Given information –
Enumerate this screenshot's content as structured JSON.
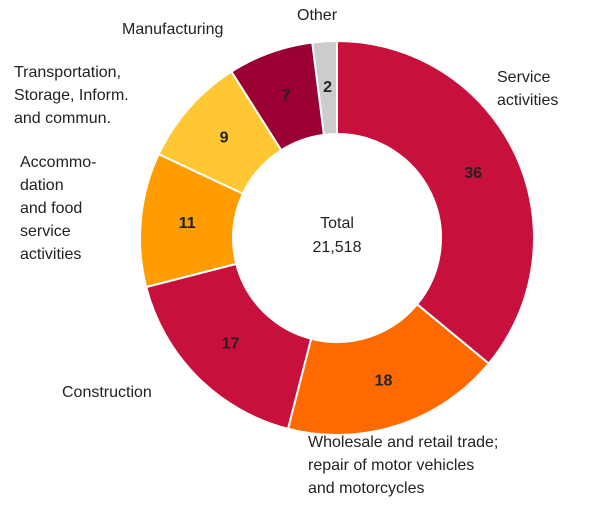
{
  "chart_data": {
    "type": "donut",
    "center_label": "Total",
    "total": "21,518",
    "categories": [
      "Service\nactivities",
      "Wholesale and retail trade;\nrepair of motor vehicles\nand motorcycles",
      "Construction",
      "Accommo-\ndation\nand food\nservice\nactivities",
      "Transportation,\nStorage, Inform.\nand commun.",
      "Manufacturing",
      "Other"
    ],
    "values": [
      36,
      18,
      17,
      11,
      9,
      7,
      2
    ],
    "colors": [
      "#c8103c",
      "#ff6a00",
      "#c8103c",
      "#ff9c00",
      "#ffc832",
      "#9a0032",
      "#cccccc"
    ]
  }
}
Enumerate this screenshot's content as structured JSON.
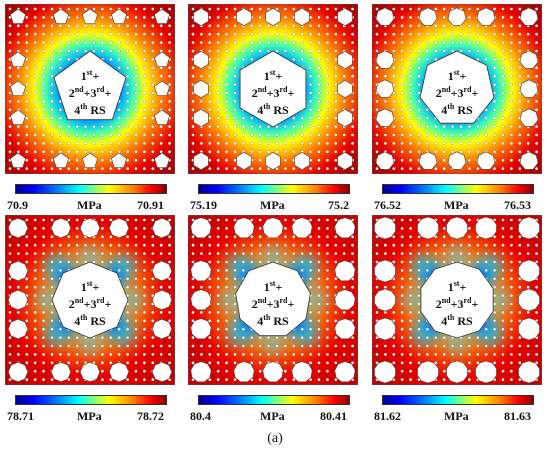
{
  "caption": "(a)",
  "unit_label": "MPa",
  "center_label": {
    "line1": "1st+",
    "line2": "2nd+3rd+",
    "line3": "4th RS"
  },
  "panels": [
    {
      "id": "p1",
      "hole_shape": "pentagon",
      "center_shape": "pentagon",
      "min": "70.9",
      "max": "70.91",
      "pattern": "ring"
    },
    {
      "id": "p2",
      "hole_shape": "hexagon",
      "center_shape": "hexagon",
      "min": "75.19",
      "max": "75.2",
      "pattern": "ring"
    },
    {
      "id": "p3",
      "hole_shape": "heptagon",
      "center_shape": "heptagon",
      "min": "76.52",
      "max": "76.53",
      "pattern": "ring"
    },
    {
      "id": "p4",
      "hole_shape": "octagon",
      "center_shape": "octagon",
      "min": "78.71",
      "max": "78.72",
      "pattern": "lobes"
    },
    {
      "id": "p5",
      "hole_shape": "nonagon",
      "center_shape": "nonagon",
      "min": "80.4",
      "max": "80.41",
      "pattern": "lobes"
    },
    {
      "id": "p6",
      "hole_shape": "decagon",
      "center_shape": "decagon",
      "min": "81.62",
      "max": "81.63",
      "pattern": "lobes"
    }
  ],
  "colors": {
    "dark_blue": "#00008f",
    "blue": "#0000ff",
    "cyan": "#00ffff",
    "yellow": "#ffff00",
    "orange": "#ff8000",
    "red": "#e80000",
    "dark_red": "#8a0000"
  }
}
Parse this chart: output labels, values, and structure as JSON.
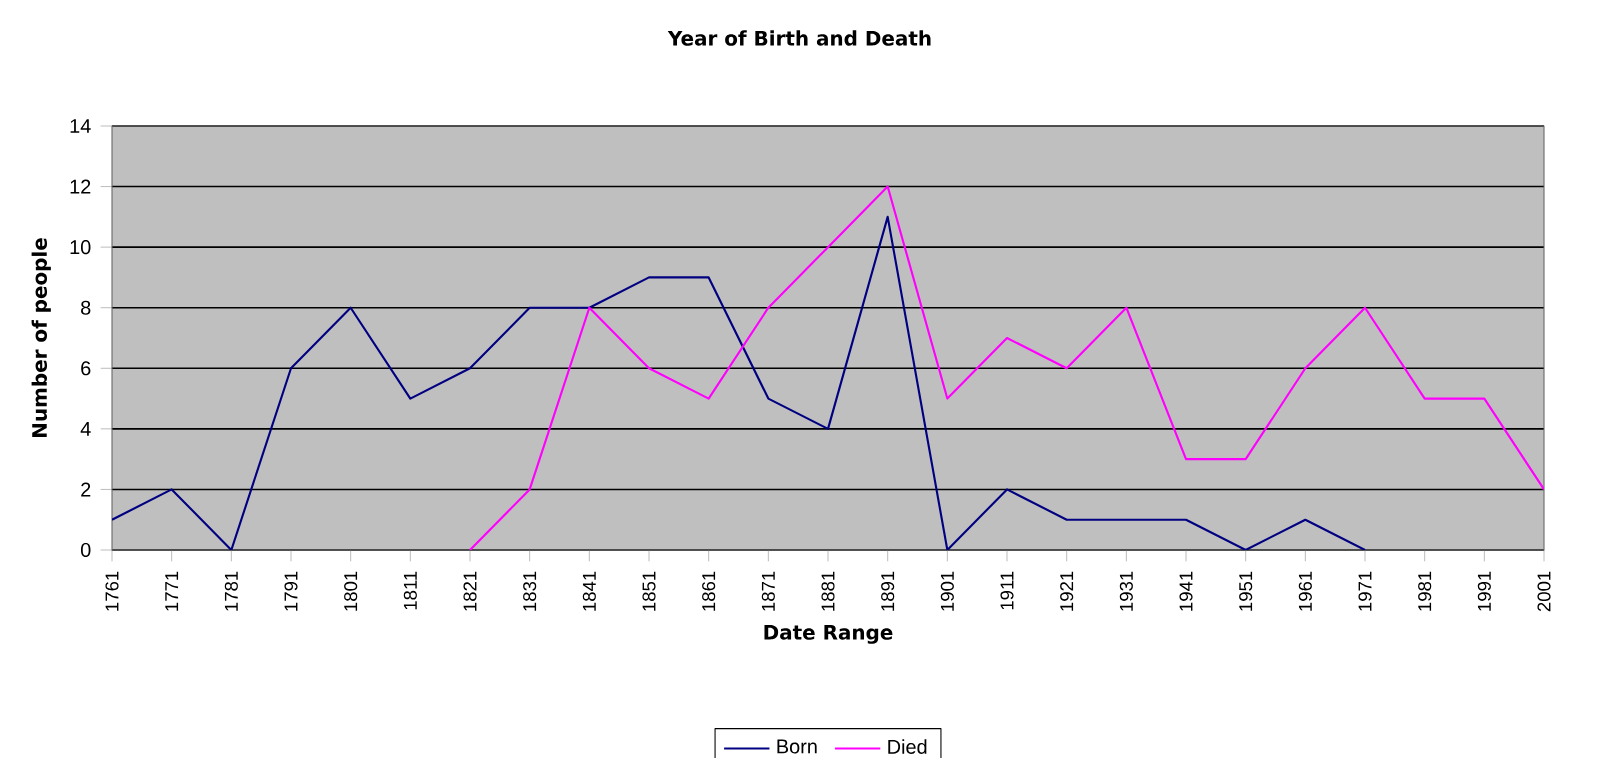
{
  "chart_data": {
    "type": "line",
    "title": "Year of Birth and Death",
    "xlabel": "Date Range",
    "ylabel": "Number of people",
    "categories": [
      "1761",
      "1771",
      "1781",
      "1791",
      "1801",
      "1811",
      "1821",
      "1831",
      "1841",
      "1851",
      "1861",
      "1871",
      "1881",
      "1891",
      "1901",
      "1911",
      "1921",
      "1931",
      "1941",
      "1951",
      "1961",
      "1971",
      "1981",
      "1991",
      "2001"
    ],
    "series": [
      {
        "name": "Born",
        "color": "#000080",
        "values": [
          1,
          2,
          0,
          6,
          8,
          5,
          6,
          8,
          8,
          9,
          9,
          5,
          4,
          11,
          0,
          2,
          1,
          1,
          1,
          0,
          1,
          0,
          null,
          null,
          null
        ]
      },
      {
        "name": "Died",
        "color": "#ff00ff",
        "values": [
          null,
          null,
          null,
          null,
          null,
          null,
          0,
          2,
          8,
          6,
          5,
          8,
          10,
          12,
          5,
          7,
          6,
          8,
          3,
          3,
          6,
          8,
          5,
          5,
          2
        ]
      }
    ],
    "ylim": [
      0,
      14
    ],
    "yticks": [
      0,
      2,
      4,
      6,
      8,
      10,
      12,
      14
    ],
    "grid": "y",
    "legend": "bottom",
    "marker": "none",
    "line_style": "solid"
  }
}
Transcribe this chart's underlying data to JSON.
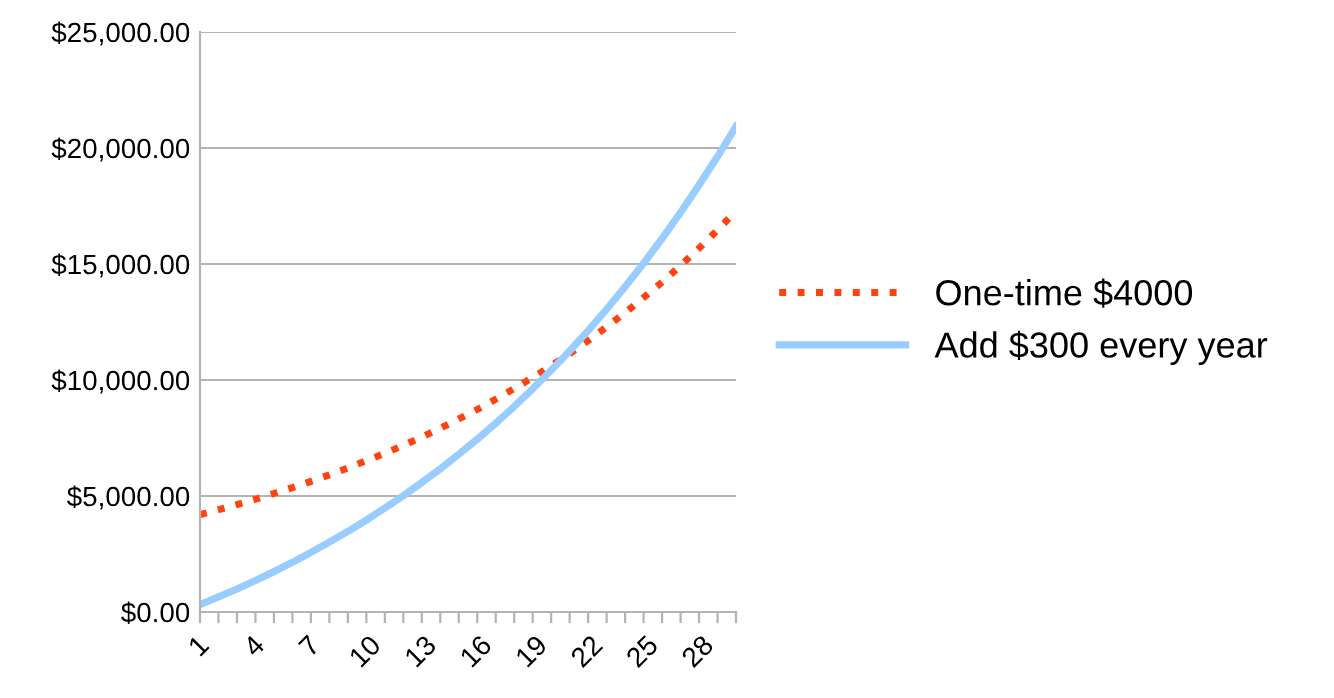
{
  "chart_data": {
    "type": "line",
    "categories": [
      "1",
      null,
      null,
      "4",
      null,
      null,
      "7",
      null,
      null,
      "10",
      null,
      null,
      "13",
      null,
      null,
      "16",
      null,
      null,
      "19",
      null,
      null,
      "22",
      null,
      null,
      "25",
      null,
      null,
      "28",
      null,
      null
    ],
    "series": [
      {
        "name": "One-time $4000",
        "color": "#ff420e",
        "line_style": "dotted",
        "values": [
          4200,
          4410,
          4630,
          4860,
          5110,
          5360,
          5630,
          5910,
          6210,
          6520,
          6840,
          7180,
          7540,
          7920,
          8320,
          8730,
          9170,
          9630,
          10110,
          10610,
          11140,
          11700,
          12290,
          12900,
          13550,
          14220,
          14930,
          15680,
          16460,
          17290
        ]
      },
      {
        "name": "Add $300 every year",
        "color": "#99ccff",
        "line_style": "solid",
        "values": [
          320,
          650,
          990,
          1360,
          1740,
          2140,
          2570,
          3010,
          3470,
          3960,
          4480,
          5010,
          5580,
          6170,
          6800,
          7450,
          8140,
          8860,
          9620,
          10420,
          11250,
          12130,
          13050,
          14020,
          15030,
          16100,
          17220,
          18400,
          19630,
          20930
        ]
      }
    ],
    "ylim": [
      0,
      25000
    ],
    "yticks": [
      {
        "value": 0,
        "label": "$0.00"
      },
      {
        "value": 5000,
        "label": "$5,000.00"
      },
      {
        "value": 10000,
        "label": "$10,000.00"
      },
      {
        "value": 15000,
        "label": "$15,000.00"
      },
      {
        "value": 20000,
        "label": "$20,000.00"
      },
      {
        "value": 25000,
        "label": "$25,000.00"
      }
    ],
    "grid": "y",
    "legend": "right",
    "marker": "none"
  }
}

The task – Make a list of all lines in the data that contain "this".

Exercise answer –
Enumerate this screenshot's content as structured JSON.
Enumerate this screenshot's content as structured JSON.
Parse this chart: output labels, values, and structure as JSON.
Transcribe this chart's underlying data to JSON.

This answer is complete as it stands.